━━━━━ Input material ━━━━━
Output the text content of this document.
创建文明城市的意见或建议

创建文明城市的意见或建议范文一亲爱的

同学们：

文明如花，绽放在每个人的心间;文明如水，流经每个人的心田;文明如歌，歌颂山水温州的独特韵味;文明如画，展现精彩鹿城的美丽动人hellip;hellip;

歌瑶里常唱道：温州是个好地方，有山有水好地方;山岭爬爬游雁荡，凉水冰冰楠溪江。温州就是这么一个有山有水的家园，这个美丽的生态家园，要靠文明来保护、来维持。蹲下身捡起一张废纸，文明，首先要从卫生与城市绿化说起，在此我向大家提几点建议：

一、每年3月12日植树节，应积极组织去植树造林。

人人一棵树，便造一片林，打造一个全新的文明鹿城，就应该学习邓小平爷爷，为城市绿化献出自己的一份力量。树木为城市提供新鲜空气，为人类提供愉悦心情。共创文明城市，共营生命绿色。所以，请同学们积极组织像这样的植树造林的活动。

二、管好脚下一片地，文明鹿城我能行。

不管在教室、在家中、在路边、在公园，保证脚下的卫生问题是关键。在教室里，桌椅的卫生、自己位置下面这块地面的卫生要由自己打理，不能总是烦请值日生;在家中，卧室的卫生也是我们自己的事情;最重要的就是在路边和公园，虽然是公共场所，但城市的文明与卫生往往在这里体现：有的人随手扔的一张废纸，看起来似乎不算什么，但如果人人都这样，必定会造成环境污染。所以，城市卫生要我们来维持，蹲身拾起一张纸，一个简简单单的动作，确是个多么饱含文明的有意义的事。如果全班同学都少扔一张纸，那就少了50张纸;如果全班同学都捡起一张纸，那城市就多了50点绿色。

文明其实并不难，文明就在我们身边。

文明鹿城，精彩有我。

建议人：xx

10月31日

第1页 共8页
━━━━━
* _Task statement_
Output all of the material exactly as written.

* _Finished task_
Output the text content of this document.
创建文明城市的意见或建议

创建文明城市的意见或建议范文一亲爱的

同学们：

文明如花，绽放在每个人的心间;文明如水，流经每个人的心田;文明如歌，歌颂山水温州的独特韵味;文明如画，展现精彩鹿城的美丽动人hellip;hellip;

歌瑶里常唱道：温州是个好地方，有山有水好地方;山岭爬爬游雁荡，凉水冰冰楠溪江。温州就是这么一个有山有水的家园，这个美丽的生态家园，要靠文明来保护、来维持。蹲下身捡起一张废纸，文明，首先要从卫生与城市绿化说起，在此我向大家提几点建议：

一、每年3月12日植树节，应积极组织去植树造林。

人人一棵树，便造一片林，打造一个全新的文明鹿城，就应该学习邓小平爷爷，为城市绿化献出自己的一份力量。树木为城市提供新鲜空气，为人类提供愉悦心情。共创文明城市，共营生命绿色。所以，请同学们积极组织像这样的植树造林的活动。

二、管好脚下一片地，文明鹿城我能行。

不管在教室、在家中、在路边、在公园，保证脚下的卫生问题是关键。在教室里，桌椅的卫生、自己位置下面这块地面的卫生要由自己打理，不能总是烦请值日生;在家中，卧室的卫生也是我们自己的事情;最重要的就是在路边和公园，虽然是公共场所，但城市的文明与卫生往往在这里体现：有的人随手扔的一张废纸，看起来似乎不算什么，但如果人人都这样，必定会造成环境污染。所以，城市卫生要我们来维持，蹲身拾起一张纸，一个简简单单的动作，确是个多么饱含文明的有意义的事。如果全班同学都少扔一张纸，那就少了50张纸;如果全班同学都捡起一张纸，那城市就多了50点绿色。

文明其实并不难，文明就在我们身边。

文明鹿城，精彩有我。

建议人：xx

10月31日

第1页 共8页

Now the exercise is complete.